**ACTIONS TO TAKE**
1) In the vacuum pumping passage, what can be placed on each branch pipe to open or close its connection?
2) Put this sentence from the vacuum pumping passage into Spanish: "Each first vacuum pumping component 10 includes one first vacuum pump 11."
3) Carry the vacuum pumping passage forward, starting right after its final sentence.

**DOCUMENT PASSAGE**
+===+

Specifically, a gas outlet of the second vacuum pumping pipeline 22 is connected to a gas inlet of the second vacuum pump 21, and a gas inlet of the second vacuum pumping pipeline 22 is connected to the gas outlets at the tails of the multiple process chambers 30. In this way, when the second vacuum pump 21 is started, the gas in any process chamber 30 can be extracted through the second vacuum pumping pipeline 22, thereby improving the flexibility of a vacuum pumping process and ensuring process requirements.
It should be noted here that in order to connect the second vacuum pumping pipeline 22 to the multiple process chambers 30 respectively, multiple branch pipes (such as the branch pipes 221 described below) can be configured at the inlet end of the second vacuum pumping pipeline 22, and each branch pipe is connected to a corresponding process chamber 30. In addition, to vacuum one or more process chambers 30 in a targeted manner, a switch valve (such as a fourth switch valve 222 described below) can be configured on each branch pipe to control the connection or disconnection of the branch pipe, such that some of the multiple process chambers 30 can be vacuumed according to actual conditions.
In some embodiments, multiple first vacuum pumping components 10 can be used to vacuum multiple process chamber groups, and each first vacuum pumping component 10 can vacuum the multiple process chambers 30 in each process chamber group separately or simultaneously. Each first vacuum pumping component 10 includes one first vacuum pump 11. The multiple process chambers 30 in each process chamber group may be vacuumed by one first vacuum pump 11, that is, a one-to-many mode is adopted. The number of first vacuum pumps 11 used can be reduced compared to a mode in which each process chamber 30 corresponds to one first vacuum pump 11. In this way, the floor space occupied by the multiple first vacuum pumps 11 can be reduced, the utilization rate of the first vacuum pumps 11 can be improved, and energy consumption and operating costs can be reduced.

+===+

**MATERIAL**
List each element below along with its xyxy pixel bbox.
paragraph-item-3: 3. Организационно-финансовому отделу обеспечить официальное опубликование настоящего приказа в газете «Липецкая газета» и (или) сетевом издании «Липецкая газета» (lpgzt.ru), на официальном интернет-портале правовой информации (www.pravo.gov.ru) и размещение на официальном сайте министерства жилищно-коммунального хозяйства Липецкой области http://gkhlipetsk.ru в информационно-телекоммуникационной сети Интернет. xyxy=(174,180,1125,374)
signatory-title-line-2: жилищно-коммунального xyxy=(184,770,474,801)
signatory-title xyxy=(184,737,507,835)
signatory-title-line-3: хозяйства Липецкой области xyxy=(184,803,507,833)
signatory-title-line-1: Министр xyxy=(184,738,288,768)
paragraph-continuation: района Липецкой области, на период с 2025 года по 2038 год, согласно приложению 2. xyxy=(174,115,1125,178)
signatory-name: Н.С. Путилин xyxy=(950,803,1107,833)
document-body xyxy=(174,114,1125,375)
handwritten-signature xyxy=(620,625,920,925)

+===+

**RESPONSES PER TASK**
1) A switch valve, such as the fourth switch valve 222.

2) Cada primer componente de bombeo de vacío 10 incluye una primera bomba de vacío 11.

3)
In addition, the second vacuum pumping component 20 includes the second vacuum pump 21 and the second vacuum pumping line 22, and the second vacuum pump 21 is connected to the multiple process chambers 30 respectively through the second vacuum pumping line 22, such that the multiple process chambers 30 can be vacuumed by the second vacuum pump 21. As such, abnormal process chambers 30 may be prevented from having to wait for normal process chambers 30 to complete the process before vacuuming at the same time, thereby reducing wait time, increasing the flexibility of the process device, improving production efficiency, and reducing production capacity loss caused by process abnormalities.
In some embodiments, as shown in FIG. 3 , the first vacuum pumping pipeline 12 may include a main pipeline 120, a control valve 121, and a first switch valve 122. The main pipeline 120 is used to connect the first vacuum pump 11 and the process chamber 30, and the control valve 121 and the first switch valve 122 are both arranged in the main pipeline 120. In some embodiments, the control valve 121 is located between the first switch valve 122 and the first vacuum pump 11. In some other embodiments, the control valve 121 may also be exchanged with the first switch valve 122.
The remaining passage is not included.